◆ Given text

|Dominic Asquith, the British High Commissioner to India, joined scores of Indian politicians and public figures on Saturday to mark the 100th anniversary of the 1919 Amritsar massacre.
On April 13, 1919, hundreds of unarmed men, women and children were gunned down by British troops at Jallianwala Bagh, a walled garden in Amritsar, following unrest in the northern Indian city. The British government, which ruled India at the time, put the death toll at 379 while Indian freedom fighters said nearly 1,000 people were killed.
India gained independence from British colonial rule in 1947.
"The events of Jallianwala Bagh 100 years ago today reflect a shameful act in British-India history," Asquith noted in a visitors' book at the memorial.
No apology from Britain
Many in India demand a British apology for the Jallianwala Bagh (Jallianwala garden) massacre. In a speech in Parliament on Wednesday, British Prime Minister Theresa May said the incident was a "shameful scar" in British-Indian history.
In a visit to India in 2013, then-British PM David Cameron described the event as "deeply shameful" but stopped short of an apology.
In 1997, Queen Elizabeth II laid a wreath at the Jallianwala Bagh site, but it was her husband Prince Philip who stole the headlines by reportedly saying that Indian estimates for the massacre death count were "vastly exaggerated."

◆ Instruction a
Name every person the Amritsar massacre text mentions by name.
The rows below have no connection to the text.

◆ Entries shown
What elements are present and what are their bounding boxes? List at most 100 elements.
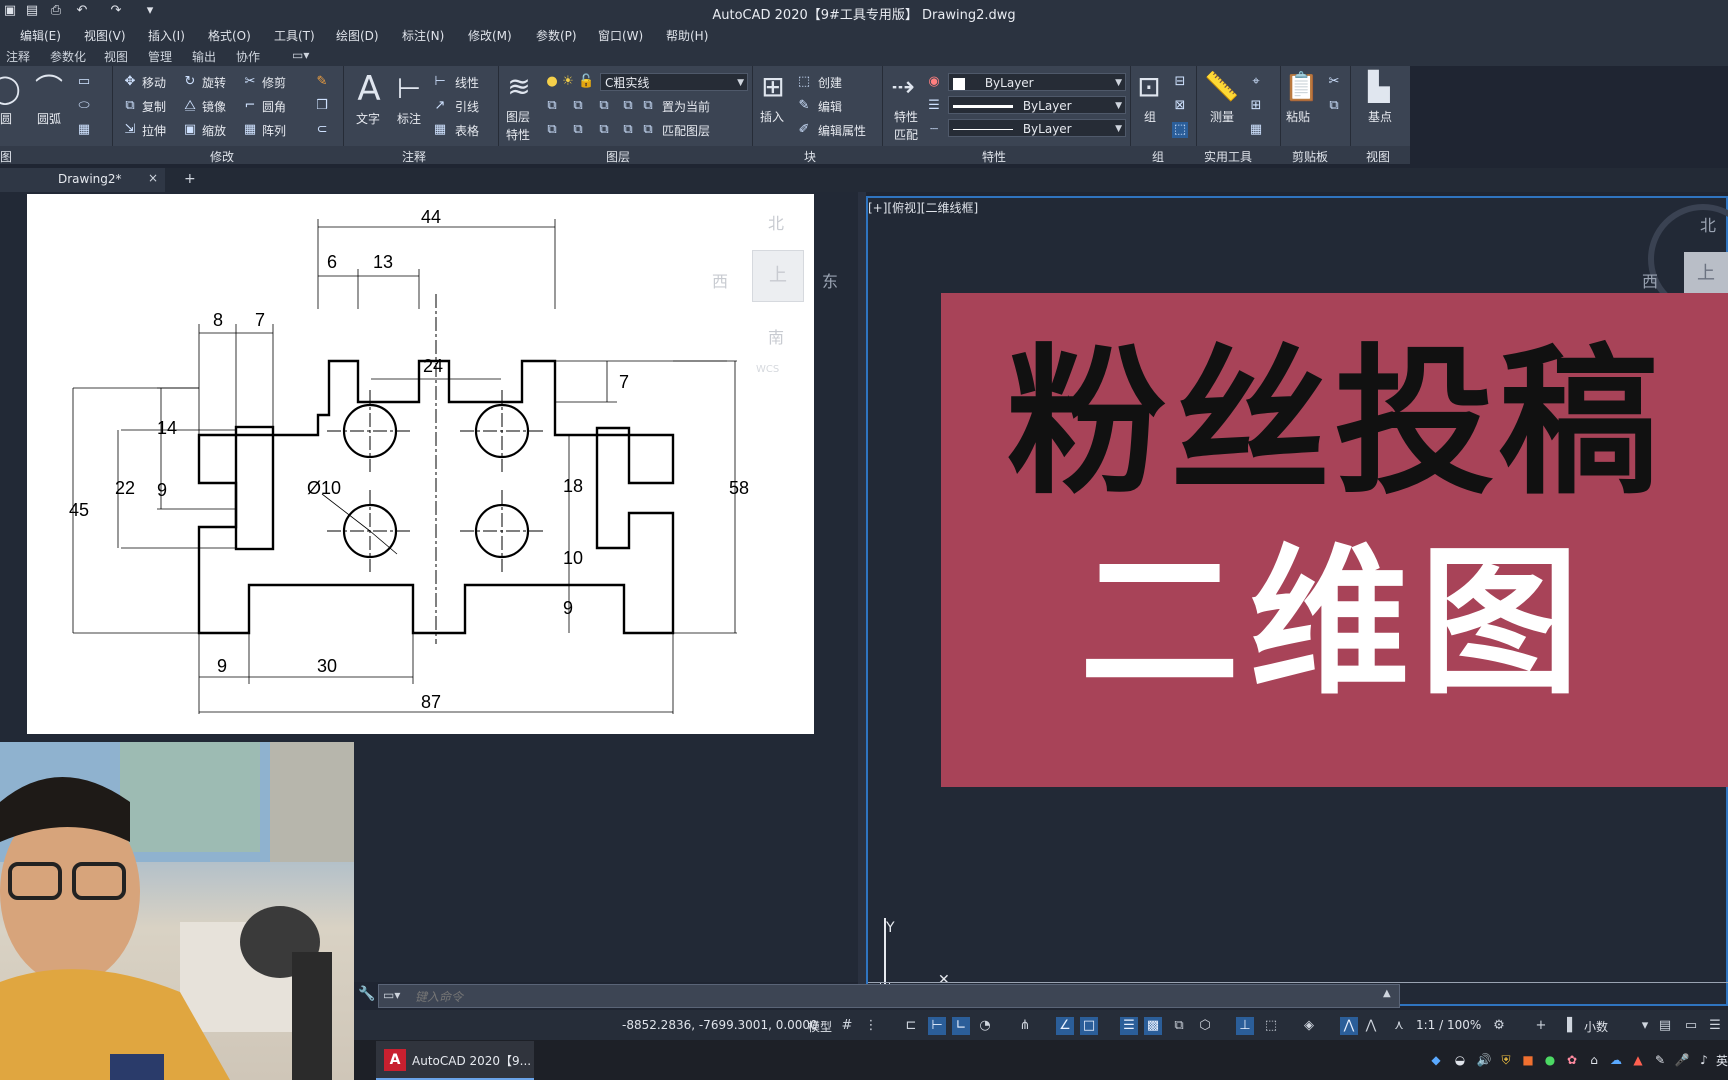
ortho-icon[interactable]: ∟ <box>952 1017 970 1035</box>
match-properties-label-1[interactable]: 特性 <box>894 108 918 125</box>
arc-icon[interactable]: ⌒ <box>32 72 66 106</box>
array-button[interactable]: 阵列 <box>262 122 286 139</box>
tray-mic-icon[interactable]: 🎤 <box>1674 1052 1690 1068</box>
gizmo-icon[interactable]: ◈ <box>1300 1017 1318 1035</box>
lineweight-toggle-icon[interactable]: ☰ <box>1120 1017 1138 1035</box>
leader-button[interactable]: 引线 <box>455 98 479 115</box>
layer-select[interactable]: C粗实线 ▼ <box>600 73 748 91</box>
customize-icon[interactable]: ▾ <box>142 3 158 19</box>
tab-view[interactable]: 视图 <box>104 48 128 65</box>
base-point-icon[interactable]: ▙ <box>1362 70 1396 104</box>
dynamic-ucs-icon[interactable]: ⊥ <box>1236 1017 1254 1035</box>
coordinates-readout[interactable]: -8852.2836, -7699.3001, 0.0000 <box>622 1018 818 1032</box>
fillet-button[interactable]: 圆角 <box>262 98 286 115</box>
tab-collaborate[interactable]: 协作 <box>236 48 260 65</box>
dimension-button[interactable]: 标注 <box>397 110 421 127</box>
ellipse-icon[interactable]: ⬭ <box>76 98 92 114</box>
tab-annotate[interactable]: 注释 <box>6 48 30 65</box>
object-snap-tracking-icon[interactable]: ∠ <box>1056 1017 1074 1035</box>
selection-filter-icon[interactable]: ⬚ <box>1262 1017 1280 1035</box>
menu-format[interactable]: 格式(O) <box>208 27 251 44</box>
tray-shoe-icon[interactable]: ⌂ <box>1586 1052 1602 1068</box>
menu-draw[interactable]: 绘图(D) <box>336 27 379 44</box>
group-button[interactable]: 组 <box>1144 108 1156 125</box>
units-icon[interactable]: ▐ <box>1558 1017 1576 1035</box>
scale-button[interactable]: 缩放 <box>202 122 226 139</box>
circle-icon[interactable]: ◯ <box>0 72 22 106</box>
layer-tool-8-icon[interactable]: ⧉ <box>620 122 636 138</box>
explode-icon[interactable]: ❒ <box>314 98 330 114</box>
customization-icon[interactable]: ☰ <box>1706 1017 1724 1035</box>
grid-icon[interactable]: # <box>838 1017 856 1035</box>
calculator-icon[interactable]: ▦ <box>1248 122 1264 138</box>
3d-osnap-icon[interactable]: ⬡ <box>1196 1017 1214 1035</box>
select-all-icon[interactable]: ⊞ <box>1248 98 1264 114</box>
move-button[interactable]: 移动 <box>142 74 166 91</box>
tray-volume-icon[interactable]: 🔊 <box>1476 1052 1492 1068</box>
command-prompt-icon[interactable]: ▭▾ <box>383 988 400 1002</box>
tray-pen-icon[interactable]: ✎ <box>1652 1052 1668 1068</box>
annotation-visibility-icon[interactable]: ⋀ <box>1340 1017 1358 1035</box>
object-snap-icon[interactable]: □ <box>1080 1017 1098 1035</box>
layer-properties-icon[interactable]: ≋ <box>502 70 536 104</box>
chevron-down-icon[interactable]: ▾ <box>1636 1017 1654 1035</box>
new-tab-icon[interactable]: + <box>184 171 196 187</box>
menu-tools[interactable]: 工具(T) <box>274 27 315 44</box>
tray-app-icon[interactable]: ◆ <box>1428 1052 1444 1068</box>
group-edit-icon[interactable]: ⊠ <box>1172 98 1188 114</box>
linear-button[interactable]: 线性 <box>455 74 479 91</box>
viewcube-north-right[interactable]: 北 <box>1700 212 1716 236</box>
layer-properties-label-1[interactable]: 图层 <box>506 108 530 125</box>
offset-icon[interactable]: ⊂ <box>314 122 330 138</box>
viewcube-north[interactable]: 北 <box>768 210 784 234</box>
selection-cycling-icon[interactable]: ⧉ <box>1170 1017 1188 1035</box>
viewcube-south[interactable]: 南 <box>768 324 784 348</box>
tab-parametric[interactable]: 参数化 <box>50 48 86 65</box>
layer-tool-2-icon[interactable]: ⧉ <box>570 98 586 114</box>
rectangle-icon[interactable]: ▭ <box>76 74 92 90</box>
copy-button[interactable]: 复制 <box>142 98 166 115</box>
group-icon[interactable]: ⊡ <box>1132 70 1166 104</box>
stretch-button[interactable]: 拉伸 <box>142 122 166 139</box>
command-line[interactable]: ▭▾ ▲ <box>378 984 1400 1008</box>
workspace-gear-icon[interactable]: ⚙ <box>1490 1017 1508 1035</box>
text-icon[interactable]: A <box>352 72 386 106</box>
group-select-icon[interactable]: ⬚ <box>1172 122 1188 138</box>
viewport-label[interactable]: [+][俯视][二维线框] <box>868 199 978 216</box>
units-value[interactable]: 小数 <box>1584 1018 1608 1035</box>
paste-icon[interactable]: 📋 <box>1284 70 1319 104</box>
tray-speaker-icon[interactable]: ♪ <box>1696 1052 1712 1068</box>
transparency-icon[interactable]: ▩ <box>1144 1017 1162 1035</box>
close-icon[interactable]: × <box>148 171 158 185</box>
wrench-icon[interactable]: 🔧 <box>358 986 375 1002</box>
linetype-select[interactable]: ByLayer ▼ <box>948 119 1126 137</box>
viewcube-west[interactable]: 西 <box>712 268 728 292</box>
layer-tool-6-icon[interactable]: ⧉ <box>570 122 586 138</box>
dimension-icon[interactable]: ⊢ <box>392 72 426 106</box>
insert-block-icon[interactable]: ⊞ <box>756 70 790 104</box>
trim-button[interactable]: 修剪 <box>262 74 286 91</box>
hatch-icon[interactable]: ▦ <box>76 122 92 138</box>
layer-tool-4-icon[interactable]: ⧉ <box>620 98 636 114</box>
document-tab[interactable]: Drawing2* × <box>0 168 165 192</box>
color-select[interactable]: ByLayer ▼ <box>948 73 1126 91</box>
match-properties-icon[interactable]: ⇢ <box>886 70 920 104</box>
menu-parametric[interactable]: 参数(P) <box>536 27 577 44</box>
menu-help[interactable]: 帮助(H) <box>666 27 708 44</box>
tray-cloud-icon[interactable]: ☁ <box>1608 1052 1624 1068</box>
print-icon[interactable]: ⎙ <box>48 3 64 19</box>
tab-output[interactable]: 输出 <box>192 48 216 65</box>
tray-update-icon[interactable]: ■ <box>1520 1052 1536 1068</box>
layer-tool-1-icon[interactable]: ⧉ <box>544 98 560 114</box>
create-block-button[interactable]: 创建 <box>818 74 842 91</box>
save-icon[interactable]: ▣ <box>2 3 18 19</box>
edit-attributes-button[interactable]: 编辑属性 <box>818 122 866 139</box>
redo-icon[interactable]: ↷ <box>108 3 124 19</box>
clean-screen-icon[interactable]: ▭ <box>1682 1017 1700 1035</box>
viewcube-east[interactable]: 东 <box>822 268 838 292</box>
erase-icon[interactable]: ✎ <box>314 74 330 90</box>
make-current-button[interactable]: 置为当前 <box>662 98 710 115</box>
cut-icon[interactable]: ✂ <box>1326 74 1342 90</box>
edit-block-button[interactable]: 编辑 <box>818 98 842 115</box>
copy-clip-icon[interactable]: ⧉ <box>1326 98 1342 114</box>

◆ Instruction b
Quote the rows from the one containing "ortho-icon[interactable]: ∟ <box>952" through the one containing "dynamic-ucs-icon[interactable]: ⊥ <box>1236", both included.

◆ Task solution a
Dominic Asquith, Theresa May, David Cameron, Queen Elizabeth II, Prince Philip

◆ Task solution b
ortho-icon[interactable]: ∟ <box>952 1017 970 1035</box>
match-properties-label-1[interactable]: 特性 <box>894 108 918 125</box>
arc-icon[interactable]: ⌒ <box>32 72 66 106</box>
array-button[interactable]: 阵列 <box>262 122 286 139</box>
tray-mic-icon[interactable]: 🎤 <box>1674 1052 1690 1068</box>
gizmo-icon[interactable]: ◈ <box>1300 1017 1318 1035</box>
lineweight-toggle-icon[interactable]: ☰ <box>1120 1017 1138 1035</box>
leader-button[interactable]: 引线 <box>455 98 479 115</box>
layer-select[interactable]: C粗实线 ▼ <box>600 73 748 91</box>
customize-icon[interactable]: ▾ <box>142 3 158 19</box>
tab-view[interactable]: 视图 <box>104 48 128 65</box>
base-point-icon[interactable]: ▙ <box>1362 70 1396 104</box>
dynamic-ucs-icon[interactable]: ⊥ <box>1236 1017 1254 1035</box>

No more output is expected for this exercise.